Louis said:

> In a technical sense the Afrikaner bourgeoisie exploited both white and
> black workers, but what does that mean? Yes, a white diamond-cutter
> produced surplus value, just as a black miner did but the white worker
> would likely have a black gardener and maid. These people were the
> social base of apartheid, just as many southern White small farmers and
> workers backed slavery.
>
> In my opinion, the USA and its wealthier imperialist allies have an
> apartheid like relationship to the rest of the world.

I think we need to remember that capitalist political regimes (and regime
change) can promote and/or assist classes and class strata, but governments
_do_not_create_classes_. The rise of the Afrikaner capitalist stratum, in
the 1950s and '60s, occurred in spite of and at the expense of the
Anglo-South African ascendancy. Decades later, still under Apartheid, there
were poor Afrikaners and a black middle class. The end of Apartheid allowed
black capitalists to leapfrog two or three dominant
strata.

→ Given problem 1:
According to the passage on apartheid and class, in which decades did the Afrikaner capitalist stratum rise?
→ Given problem 2:
Condense the paragraph of the passage on apartheid and class that begins "I think we need to remember" into a shorter version that keeps its main facts.
→ Given problem 3:
Please carry on the passage on apartheid and class from the point where it stops.
The material after this point has no role in the work.

→ Data listing:

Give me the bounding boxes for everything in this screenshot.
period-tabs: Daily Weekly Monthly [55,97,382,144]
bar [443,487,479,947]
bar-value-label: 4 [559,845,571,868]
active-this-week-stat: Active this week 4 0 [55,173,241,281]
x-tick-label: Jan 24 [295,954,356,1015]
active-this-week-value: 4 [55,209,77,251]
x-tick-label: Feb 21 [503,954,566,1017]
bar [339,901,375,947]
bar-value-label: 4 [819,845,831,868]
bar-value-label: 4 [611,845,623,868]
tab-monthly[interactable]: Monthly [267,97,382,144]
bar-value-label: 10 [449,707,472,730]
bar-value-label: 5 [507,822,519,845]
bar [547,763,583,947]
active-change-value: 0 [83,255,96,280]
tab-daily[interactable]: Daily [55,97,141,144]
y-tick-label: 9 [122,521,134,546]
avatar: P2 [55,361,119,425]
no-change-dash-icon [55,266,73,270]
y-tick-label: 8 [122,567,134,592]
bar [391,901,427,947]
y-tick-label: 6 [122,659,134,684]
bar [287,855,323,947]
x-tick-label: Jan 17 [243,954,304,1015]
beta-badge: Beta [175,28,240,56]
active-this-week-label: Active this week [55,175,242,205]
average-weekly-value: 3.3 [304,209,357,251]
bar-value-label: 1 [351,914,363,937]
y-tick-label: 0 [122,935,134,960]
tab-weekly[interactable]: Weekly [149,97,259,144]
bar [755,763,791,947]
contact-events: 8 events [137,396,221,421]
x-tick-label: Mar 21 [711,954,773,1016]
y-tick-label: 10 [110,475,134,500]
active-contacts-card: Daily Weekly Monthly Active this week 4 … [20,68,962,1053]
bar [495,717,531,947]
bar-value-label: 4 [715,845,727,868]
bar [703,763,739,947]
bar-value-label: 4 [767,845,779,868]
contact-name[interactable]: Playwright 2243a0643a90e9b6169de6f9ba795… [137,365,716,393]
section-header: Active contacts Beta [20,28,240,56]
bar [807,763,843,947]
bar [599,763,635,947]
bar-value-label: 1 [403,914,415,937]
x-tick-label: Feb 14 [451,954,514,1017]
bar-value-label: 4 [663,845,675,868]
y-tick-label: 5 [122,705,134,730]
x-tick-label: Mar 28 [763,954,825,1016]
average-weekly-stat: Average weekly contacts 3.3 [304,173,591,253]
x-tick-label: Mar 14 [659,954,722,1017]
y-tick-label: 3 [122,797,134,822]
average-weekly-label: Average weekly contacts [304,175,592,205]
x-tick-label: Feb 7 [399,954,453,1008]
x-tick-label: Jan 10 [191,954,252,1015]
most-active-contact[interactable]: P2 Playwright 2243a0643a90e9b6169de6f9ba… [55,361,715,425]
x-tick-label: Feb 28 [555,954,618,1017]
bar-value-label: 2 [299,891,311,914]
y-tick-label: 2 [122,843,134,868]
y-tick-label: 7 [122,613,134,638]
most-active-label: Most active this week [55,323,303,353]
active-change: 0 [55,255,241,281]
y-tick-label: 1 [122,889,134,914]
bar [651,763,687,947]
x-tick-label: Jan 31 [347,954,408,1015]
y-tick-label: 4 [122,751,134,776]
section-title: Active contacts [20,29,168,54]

→ Written reply 1:
In the 1950s and '60s.

→ Written reply 2:
Capitalist regimes, and changes of regime, can promote or assist classes and class strata, but governments do not create classes. The Afrikaner capitalist stratum rose in the 1950s and '60s despite the Anglo-South African ascendancy and at its expense. Decades later, still under Apartheid, there were poor Afrikaners and a black middle class. The end of Apartheid let black capitalists leapfrog two or three dominant strata.

→ Written reply 3:
"IN 1976, Sam Molope, who had worked for a number of bakeries in the 1950s
and 1960s, started his own bakery in Ga-Rankuwa with a R100 000 loan. He was
confined to the township then because of apartheid laws which prohibited
blacks from owning businesses in "white" areas. But despite the
restrictions, Molope Bakeries grew into into a profitable
business and is now one of the black empowerment success stories.
Today he boasts a mill, three bakeries producing about 57 000 loaves of
bread a day, and has been appointed sole supplier of apples, English
muffins, birthday cakes, and sweets to McDonald's in sub-Saharan Africa."

* * * *

"Comparisons are often drawn with Afrikaner empowerment. Robin McGregor of
McGregor Information Services, in a historical comparison, concludes that it
took
Afrikaner business over 20 years - from 1959 to 1980 - to achieve 10%
control of the JSE, a level that black business has reached just four years
after seriously entering the stock market. His own research estimates that
as at February 1998 black investors had significant influence over 53
companies on the JSE with a market capitalisation of over R111-billion (10%
of the JSE) - though his figures include all companies where shareholding is
above 1%." Thabo Kobokoane, 1999?, "The road to empowerment"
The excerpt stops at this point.